*Directions*.
A: Write out the passage of the Notre étoile album text between "Studio album by" and "TV channel M6.", inclusive.
B: Continue the Notre étoile album text from where it stops.

Studio album by Linkup
- Released: December 2, 2003
- Recorded: 2003
- Genre: Pop
- Label: Universal Licensing Music (ULM)
- Producer: A. Aubaille; N. Neidhardt; Nicolas Neidhardt; P. Falcao;

= Notre étoile =

Notre étoile (English: Our star) is the debut and only studio album of the French boy band Linkup made of Lionel Tim, Otis and Matthieu Tota (later on known as M. Pokora). It was released in 2003 on Universal Licensing Music (ULM) in France after it was created during the third season of the popular French reality show "Popstars", called "Popstars - the Duel" aired on RTL Group TV channel M6.

Dataset items
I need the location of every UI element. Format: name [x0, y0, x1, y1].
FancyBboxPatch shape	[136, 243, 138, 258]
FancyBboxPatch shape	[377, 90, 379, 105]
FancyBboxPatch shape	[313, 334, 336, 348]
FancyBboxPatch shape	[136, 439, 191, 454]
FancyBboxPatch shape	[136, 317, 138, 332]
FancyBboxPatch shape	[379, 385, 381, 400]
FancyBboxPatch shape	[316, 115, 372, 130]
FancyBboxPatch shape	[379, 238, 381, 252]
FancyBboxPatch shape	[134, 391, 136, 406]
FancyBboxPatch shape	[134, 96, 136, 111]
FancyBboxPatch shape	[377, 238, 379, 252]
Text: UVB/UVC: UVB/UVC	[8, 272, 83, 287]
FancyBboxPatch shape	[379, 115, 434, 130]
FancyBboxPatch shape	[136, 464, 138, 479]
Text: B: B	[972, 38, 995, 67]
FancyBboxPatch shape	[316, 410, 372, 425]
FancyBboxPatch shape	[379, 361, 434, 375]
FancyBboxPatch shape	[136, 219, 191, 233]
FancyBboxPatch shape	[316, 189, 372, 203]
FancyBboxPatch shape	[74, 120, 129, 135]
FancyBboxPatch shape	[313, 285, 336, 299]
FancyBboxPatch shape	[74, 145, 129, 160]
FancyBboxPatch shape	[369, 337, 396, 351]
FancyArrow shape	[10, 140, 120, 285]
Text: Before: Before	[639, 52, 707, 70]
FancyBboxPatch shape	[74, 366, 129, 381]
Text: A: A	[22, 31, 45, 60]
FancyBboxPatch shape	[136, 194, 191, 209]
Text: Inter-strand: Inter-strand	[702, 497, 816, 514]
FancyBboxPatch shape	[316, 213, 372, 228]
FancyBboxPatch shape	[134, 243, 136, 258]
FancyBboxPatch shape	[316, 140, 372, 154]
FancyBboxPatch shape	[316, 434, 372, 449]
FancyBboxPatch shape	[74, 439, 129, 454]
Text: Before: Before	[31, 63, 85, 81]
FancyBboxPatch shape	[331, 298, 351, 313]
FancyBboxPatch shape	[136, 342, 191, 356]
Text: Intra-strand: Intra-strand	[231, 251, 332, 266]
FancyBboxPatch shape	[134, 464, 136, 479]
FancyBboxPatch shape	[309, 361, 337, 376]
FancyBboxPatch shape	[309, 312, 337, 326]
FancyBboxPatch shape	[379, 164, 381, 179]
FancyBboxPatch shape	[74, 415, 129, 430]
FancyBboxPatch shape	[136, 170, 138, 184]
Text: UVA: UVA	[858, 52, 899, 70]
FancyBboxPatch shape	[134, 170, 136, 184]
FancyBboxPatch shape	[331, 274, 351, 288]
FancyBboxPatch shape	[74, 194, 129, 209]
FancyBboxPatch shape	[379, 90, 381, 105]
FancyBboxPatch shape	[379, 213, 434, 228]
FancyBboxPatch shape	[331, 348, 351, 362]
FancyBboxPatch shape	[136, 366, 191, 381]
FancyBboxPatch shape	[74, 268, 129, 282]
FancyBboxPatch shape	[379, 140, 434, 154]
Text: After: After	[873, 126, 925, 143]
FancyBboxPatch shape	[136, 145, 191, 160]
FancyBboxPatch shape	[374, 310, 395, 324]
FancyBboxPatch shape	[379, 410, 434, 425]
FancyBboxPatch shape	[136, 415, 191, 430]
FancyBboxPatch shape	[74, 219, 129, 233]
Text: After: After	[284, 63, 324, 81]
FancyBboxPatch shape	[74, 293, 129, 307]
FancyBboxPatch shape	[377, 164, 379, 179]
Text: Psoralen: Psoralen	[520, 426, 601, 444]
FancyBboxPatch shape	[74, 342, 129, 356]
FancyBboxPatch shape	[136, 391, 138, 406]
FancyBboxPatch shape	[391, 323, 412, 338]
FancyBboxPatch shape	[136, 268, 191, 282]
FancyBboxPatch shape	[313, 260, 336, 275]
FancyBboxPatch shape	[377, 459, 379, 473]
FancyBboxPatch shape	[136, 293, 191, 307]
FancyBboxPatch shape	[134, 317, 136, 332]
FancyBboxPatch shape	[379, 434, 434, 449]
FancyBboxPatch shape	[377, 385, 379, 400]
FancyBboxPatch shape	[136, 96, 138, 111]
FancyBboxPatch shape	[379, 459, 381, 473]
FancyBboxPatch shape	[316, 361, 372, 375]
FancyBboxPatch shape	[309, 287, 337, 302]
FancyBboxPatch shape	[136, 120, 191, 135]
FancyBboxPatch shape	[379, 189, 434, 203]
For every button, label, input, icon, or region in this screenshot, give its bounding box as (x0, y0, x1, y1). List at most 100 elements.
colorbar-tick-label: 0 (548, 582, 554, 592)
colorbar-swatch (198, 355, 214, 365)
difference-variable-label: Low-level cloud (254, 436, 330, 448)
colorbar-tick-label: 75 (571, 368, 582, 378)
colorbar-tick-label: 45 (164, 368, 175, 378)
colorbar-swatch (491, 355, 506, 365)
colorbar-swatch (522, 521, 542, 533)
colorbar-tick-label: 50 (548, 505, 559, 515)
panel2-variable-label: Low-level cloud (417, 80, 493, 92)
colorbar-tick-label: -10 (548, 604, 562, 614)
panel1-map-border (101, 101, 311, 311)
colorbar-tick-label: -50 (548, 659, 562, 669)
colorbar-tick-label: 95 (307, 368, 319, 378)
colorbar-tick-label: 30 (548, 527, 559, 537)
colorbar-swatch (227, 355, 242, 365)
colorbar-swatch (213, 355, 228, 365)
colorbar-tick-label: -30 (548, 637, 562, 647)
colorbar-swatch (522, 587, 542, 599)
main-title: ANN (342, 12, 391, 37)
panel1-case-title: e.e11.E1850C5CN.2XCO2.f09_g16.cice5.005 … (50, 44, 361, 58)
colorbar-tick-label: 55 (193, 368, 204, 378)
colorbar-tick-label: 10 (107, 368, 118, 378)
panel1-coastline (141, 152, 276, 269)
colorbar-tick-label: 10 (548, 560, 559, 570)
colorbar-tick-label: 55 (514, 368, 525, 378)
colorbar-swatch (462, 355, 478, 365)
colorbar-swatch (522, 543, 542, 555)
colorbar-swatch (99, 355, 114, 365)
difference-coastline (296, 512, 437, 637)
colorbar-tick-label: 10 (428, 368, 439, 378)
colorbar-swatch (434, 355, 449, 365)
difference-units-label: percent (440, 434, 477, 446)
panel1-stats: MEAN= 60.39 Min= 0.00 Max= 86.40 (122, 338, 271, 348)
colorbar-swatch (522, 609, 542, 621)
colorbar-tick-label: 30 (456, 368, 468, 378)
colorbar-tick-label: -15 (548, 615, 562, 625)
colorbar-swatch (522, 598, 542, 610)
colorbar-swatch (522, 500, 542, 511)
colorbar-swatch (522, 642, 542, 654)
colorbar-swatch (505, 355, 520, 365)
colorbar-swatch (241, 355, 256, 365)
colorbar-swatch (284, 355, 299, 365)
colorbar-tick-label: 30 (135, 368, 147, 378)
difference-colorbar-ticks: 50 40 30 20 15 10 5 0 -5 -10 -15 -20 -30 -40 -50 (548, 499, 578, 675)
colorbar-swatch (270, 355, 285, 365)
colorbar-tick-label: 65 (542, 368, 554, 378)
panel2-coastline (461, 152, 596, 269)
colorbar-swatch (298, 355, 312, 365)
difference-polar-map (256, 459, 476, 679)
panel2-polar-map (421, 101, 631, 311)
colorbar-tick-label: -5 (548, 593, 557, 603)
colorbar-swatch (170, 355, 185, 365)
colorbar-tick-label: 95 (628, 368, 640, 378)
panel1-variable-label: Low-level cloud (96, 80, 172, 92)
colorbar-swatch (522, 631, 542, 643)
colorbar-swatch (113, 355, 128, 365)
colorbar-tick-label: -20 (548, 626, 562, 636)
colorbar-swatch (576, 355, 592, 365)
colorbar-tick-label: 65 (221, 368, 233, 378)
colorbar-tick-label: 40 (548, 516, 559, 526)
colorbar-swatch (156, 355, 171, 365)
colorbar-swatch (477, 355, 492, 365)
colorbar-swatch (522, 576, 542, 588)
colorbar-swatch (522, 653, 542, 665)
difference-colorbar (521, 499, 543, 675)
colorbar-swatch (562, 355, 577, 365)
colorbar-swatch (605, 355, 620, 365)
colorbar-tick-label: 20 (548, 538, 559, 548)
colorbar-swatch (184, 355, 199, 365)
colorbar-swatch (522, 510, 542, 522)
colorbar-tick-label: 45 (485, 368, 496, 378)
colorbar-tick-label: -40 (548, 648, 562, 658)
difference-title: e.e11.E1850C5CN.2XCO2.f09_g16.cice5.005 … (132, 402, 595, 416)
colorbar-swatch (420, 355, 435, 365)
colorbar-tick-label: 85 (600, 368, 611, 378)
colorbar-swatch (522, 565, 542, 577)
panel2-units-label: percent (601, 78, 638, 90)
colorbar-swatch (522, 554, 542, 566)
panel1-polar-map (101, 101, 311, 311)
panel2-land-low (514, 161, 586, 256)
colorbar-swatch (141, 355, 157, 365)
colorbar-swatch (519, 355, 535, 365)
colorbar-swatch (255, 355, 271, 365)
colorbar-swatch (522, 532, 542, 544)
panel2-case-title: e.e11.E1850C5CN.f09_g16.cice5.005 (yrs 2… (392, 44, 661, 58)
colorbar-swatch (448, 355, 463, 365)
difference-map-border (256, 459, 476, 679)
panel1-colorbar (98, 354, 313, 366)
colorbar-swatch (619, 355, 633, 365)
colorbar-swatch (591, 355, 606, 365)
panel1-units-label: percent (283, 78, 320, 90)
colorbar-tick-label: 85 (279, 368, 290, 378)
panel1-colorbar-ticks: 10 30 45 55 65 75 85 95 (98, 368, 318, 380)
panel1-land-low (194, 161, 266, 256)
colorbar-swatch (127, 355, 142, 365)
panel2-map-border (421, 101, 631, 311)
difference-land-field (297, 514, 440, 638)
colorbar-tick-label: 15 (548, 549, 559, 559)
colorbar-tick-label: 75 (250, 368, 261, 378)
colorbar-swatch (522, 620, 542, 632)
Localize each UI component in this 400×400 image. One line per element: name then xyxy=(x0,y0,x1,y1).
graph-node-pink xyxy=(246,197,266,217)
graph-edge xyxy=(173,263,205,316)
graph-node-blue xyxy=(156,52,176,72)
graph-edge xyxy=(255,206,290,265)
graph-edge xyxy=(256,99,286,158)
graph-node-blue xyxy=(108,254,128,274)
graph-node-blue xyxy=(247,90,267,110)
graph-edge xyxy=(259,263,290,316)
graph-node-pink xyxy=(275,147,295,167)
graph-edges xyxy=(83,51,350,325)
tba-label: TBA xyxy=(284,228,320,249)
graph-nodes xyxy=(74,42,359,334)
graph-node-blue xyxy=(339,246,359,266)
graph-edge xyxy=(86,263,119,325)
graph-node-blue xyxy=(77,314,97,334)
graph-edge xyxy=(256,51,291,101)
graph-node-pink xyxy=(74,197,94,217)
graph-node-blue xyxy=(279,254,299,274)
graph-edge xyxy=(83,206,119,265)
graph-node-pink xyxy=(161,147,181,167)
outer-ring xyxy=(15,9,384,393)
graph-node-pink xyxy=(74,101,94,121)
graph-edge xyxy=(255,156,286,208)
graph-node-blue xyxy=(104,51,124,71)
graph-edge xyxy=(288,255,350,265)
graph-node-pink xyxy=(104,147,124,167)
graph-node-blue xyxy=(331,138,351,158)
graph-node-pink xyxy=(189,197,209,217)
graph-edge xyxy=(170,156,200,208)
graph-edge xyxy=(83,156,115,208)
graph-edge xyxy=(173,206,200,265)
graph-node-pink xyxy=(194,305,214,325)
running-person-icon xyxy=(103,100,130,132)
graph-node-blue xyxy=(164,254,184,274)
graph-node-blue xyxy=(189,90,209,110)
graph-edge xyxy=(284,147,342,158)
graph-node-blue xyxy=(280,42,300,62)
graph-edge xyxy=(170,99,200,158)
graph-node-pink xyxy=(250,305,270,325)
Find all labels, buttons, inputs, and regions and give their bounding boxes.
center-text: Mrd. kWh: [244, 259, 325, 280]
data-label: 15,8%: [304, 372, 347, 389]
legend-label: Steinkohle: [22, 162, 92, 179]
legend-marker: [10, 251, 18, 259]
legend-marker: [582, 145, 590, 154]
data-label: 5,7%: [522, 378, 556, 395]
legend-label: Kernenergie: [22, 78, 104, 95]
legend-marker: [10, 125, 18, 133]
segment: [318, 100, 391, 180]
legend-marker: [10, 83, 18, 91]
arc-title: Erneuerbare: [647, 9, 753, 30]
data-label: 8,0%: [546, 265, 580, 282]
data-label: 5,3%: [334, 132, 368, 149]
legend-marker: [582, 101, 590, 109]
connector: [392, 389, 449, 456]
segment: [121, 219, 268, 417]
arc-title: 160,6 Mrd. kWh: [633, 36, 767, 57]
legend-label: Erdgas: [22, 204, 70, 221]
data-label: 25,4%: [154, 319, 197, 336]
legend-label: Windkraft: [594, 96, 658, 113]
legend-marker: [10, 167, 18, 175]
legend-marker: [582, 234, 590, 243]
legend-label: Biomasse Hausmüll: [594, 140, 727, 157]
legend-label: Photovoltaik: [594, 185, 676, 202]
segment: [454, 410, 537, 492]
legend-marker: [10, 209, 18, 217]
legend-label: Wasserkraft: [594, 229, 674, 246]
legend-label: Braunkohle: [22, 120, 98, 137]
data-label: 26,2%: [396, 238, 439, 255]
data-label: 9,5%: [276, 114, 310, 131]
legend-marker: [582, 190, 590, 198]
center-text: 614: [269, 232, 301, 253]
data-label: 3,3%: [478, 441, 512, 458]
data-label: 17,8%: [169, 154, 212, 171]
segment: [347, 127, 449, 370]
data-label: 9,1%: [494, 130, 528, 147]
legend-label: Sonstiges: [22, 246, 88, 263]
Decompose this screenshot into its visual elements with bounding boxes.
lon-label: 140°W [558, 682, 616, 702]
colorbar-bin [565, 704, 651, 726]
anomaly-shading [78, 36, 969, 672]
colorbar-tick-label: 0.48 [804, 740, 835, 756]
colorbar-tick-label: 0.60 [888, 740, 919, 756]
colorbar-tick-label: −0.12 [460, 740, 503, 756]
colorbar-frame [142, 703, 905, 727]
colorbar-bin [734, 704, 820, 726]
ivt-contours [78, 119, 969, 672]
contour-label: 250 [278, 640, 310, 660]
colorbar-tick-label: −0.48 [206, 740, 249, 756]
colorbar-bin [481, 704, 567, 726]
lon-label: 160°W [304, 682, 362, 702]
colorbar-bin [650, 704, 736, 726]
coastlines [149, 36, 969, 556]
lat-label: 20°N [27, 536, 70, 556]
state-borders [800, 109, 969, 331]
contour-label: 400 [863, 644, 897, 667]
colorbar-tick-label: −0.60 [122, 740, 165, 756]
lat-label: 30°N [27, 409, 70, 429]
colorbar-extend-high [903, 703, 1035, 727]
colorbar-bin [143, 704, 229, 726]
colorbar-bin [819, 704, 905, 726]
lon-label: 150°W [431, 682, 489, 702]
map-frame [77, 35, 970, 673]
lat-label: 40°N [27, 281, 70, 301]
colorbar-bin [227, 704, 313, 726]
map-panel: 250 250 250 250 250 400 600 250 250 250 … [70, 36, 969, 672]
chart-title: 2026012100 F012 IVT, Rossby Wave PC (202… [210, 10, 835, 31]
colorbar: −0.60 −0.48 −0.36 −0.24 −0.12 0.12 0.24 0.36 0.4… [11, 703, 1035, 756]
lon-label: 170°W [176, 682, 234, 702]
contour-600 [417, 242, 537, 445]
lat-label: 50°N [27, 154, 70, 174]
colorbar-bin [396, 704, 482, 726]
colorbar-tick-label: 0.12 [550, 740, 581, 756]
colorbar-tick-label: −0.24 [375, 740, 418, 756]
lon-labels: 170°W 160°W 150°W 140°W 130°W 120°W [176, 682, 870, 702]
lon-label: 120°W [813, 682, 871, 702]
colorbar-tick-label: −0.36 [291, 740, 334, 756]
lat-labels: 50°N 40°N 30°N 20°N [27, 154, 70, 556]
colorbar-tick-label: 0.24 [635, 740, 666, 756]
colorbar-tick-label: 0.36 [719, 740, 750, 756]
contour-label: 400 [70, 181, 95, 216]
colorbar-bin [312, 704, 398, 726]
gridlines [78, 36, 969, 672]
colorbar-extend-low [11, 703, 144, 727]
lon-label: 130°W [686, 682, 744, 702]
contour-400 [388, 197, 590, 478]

*Answer set*.
A:
Studio album by Linkup
- Released: December 2, 2003
- Recorded: 2003
- Genre: Pop
- Label: Universal Licensing Music (ULM)
- Producer: A. Aubaille; N. Neidhardt; Nicolas Neidhardt; P. Falcao;

= Notre étoile =

Notre étoile (English: Our star) is the debut and only studio album of the French boy band Linkup made of Lionel Tim, Otis and Matthieu Tota (later on known as M. Pokora). It was released in 2003 on Universal Licensing Music (ULM) in France after it was created during the third season of the popular French reality show "Popstars", called "Popstars - the Duel" aired on RTL Group TV channel M6.

B:
==Track list==

| No. | Title | Writer(s) | Length |
|---|---|---|---|
| 1. | "Mon étoile" | J. Cates, K. Paige | 3:22 |
| 2. | "Une seconde d'éternité" | C. Walz, C. J. Olof Olson, T. Harris | 2:54 |
| 3. | "Je ne t'ai pas oubliée" | G. Dennis, T. Laws | 4:10 |
| 4. | "It's Only Uh Uh (Tu es à moi) Backing Vocals [Choir] – G. Eyango, JM Marrier, M. Lefebvre" | P. Martin, S. Lee, T. Harris | 3:13 |
| 5. | "Le clash" | A. Tennant, M. Stevens | 3:54 |
| 6. | "Si j'avoue" | M. Hervé | 3:45 |
| 7. | "Les séries américaines" | Aleena Gibson, Anders Bergström, Julius Bengtsson | 3:22 |
| 8. | "Mes ex" | M. Smith, M. Nucci | 3:39 |
| 9. | "Ça arrive" | A. Powers, M. Altman | 3:31 |
| 10. | "Cowboys" | L. Lescarret, P. Wallevick | 3:43 |
| 11. | "Ça l'fait comme ça" | J. Hartman, M. Nelkin, T. Harris | 3:45 |
| 12. | "Une histoire qui roule bien" | Arranged by A. Aubaille, N. Neidhardt Written-By – J. Kask, L. Peirone, P. Mansson | 3:36 |

==Credits==
- Adapted by A. Essertier (tracks: 1, 2, 6, 7, 11), F. Welgryn (tracks: 1, 2, 6, 7, 9, 11, 12), Jimmy Bitton (tracks: 4), Laurent Lescarret (tracks: 3, 8), Maïdi Roth (tracks: 5)
- Graphic artwork by – Happydesign
- Backing Vocals [Choir] – Guillaume Eyango (tracks: 2, 3, 5, 10 to 12), J.Marie Marrier (tracks: 1, 6, 7, 9)
- Bass – Rémy Léger (tracks: 1, 3 to 12)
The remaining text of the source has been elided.